#### Data shown ####

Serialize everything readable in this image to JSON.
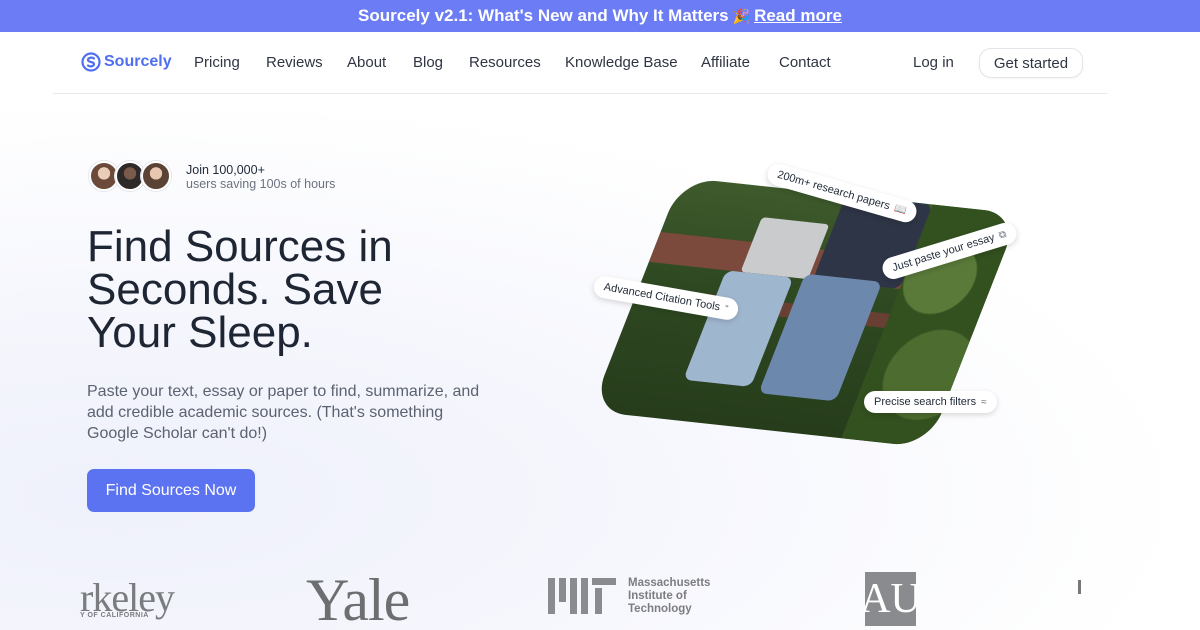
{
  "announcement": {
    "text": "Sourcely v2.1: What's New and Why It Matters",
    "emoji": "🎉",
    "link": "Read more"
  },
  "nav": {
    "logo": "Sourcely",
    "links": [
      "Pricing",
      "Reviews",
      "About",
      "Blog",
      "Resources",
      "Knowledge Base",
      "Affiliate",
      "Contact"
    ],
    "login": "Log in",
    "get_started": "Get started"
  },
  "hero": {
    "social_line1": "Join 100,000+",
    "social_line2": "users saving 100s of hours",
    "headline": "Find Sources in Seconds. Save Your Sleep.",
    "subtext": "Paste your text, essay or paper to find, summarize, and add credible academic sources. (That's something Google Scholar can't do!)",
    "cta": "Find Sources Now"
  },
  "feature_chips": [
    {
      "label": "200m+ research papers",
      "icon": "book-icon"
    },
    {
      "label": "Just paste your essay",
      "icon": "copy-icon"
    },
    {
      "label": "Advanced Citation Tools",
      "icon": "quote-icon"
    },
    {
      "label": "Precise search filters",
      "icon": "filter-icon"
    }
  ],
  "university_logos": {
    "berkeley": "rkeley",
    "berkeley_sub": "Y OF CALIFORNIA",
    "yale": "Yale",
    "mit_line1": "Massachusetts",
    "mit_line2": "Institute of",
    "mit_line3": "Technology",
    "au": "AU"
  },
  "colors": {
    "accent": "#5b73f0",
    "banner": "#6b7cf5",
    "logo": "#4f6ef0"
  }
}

####
#### Data shown ####

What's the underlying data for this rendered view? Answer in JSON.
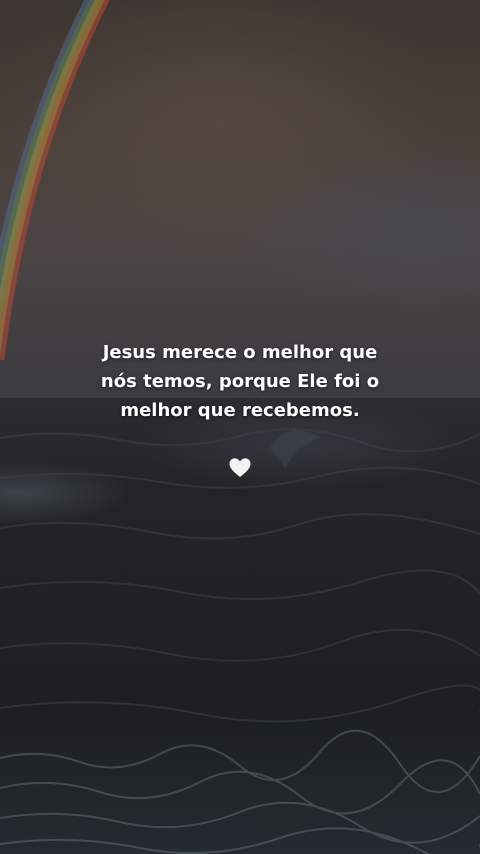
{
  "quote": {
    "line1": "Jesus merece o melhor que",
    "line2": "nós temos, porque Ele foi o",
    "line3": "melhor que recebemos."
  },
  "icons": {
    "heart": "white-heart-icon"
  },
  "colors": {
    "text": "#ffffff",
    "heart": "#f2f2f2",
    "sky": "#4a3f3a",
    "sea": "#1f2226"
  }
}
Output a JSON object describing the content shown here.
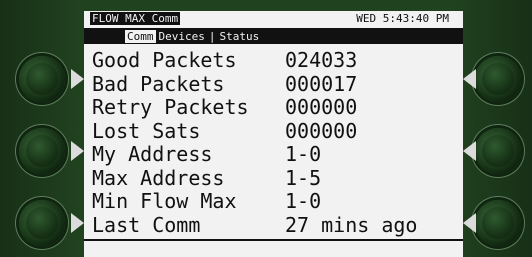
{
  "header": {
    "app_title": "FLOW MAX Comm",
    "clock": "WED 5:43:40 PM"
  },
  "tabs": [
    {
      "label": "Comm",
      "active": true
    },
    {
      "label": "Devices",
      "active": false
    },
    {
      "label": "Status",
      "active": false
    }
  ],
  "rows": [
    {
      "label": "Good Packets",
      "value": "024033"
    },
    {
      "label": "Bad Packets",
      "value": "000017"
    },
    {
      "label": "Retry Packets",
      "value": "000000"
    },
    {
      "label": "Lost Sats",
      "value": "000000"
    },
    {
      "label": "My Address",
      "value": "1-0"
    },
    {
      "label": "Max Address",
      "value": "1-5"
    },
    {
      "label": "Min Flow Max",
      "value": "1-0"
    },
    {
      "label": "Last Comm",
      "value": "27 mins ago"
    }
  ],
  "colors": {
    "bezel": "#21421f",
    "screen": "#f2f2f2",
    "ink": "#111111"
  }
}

####
#### Data shown ####

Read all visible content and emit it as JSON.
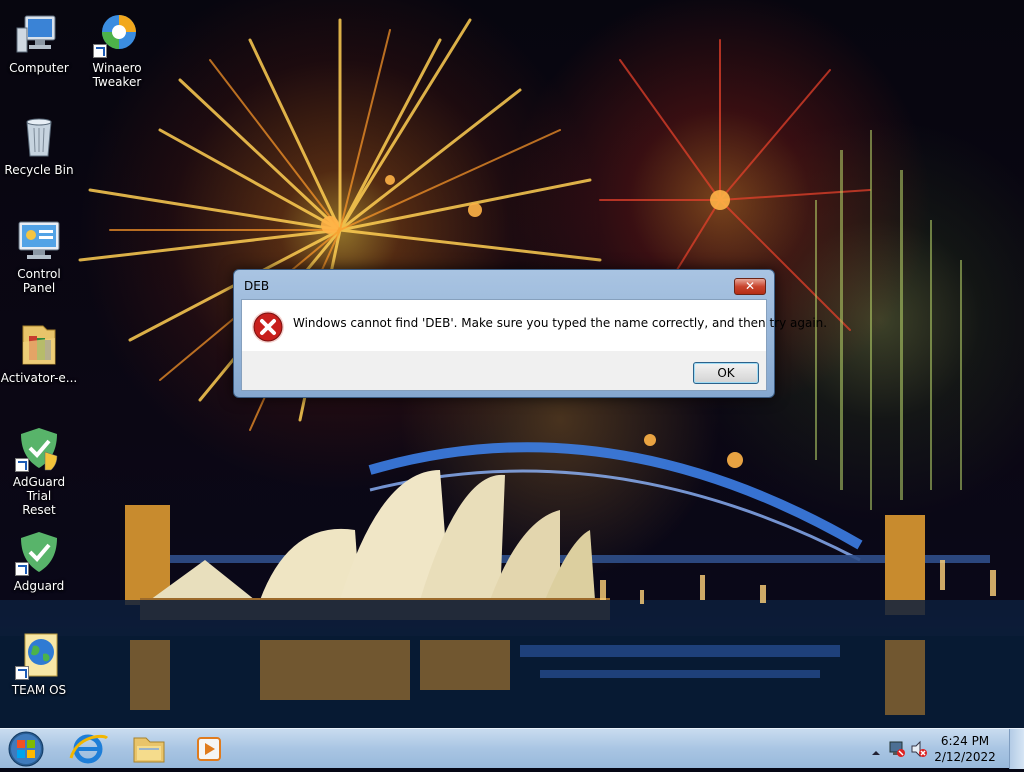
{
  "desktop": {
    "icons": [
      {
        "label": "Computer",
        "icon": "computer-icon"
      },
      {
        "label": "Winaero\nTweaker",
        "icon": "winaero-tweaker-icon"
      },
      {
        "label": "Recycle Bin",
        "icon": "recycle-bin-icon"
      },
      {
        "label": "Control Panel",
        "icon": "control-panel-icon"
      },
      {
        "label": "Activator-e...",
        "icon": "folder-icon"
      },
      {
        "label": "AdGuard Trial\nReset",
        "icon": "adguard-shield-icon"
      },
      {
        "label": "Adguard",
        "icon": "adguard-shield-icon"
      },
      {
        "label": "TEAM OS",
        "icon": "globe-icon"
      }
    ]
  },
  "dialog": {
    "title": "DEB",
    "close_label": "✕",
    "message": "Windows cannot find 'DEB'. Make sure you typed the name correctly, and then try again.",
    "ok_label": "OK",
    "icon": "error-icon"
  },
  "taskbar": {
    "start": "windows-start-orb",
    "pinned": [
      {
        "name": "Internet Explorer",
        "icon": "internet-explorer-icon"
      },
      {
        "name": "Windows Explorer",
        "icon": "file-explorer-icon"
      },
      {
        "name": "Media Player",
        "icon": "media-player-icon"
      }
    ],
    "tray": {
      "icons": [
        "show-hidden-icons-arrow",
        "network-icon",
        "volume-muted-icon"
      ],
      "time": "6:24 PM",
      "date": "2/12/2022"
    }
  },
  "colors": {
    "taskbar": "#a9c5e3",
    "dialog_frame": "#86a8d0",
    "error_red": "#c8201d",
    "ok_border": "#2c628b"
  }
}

####

● **Aim of the exercise**
Which lines hold the string "text"? List them all.

● **Result**
    "text": "Sourcely v2.1: What's New and Why It Matters",
    "subtext": "Paste your text, essay or paper to find, summarize, and add credible academic sources. (That's something Google Scholar can't do!)",
    "text": "#ffffff",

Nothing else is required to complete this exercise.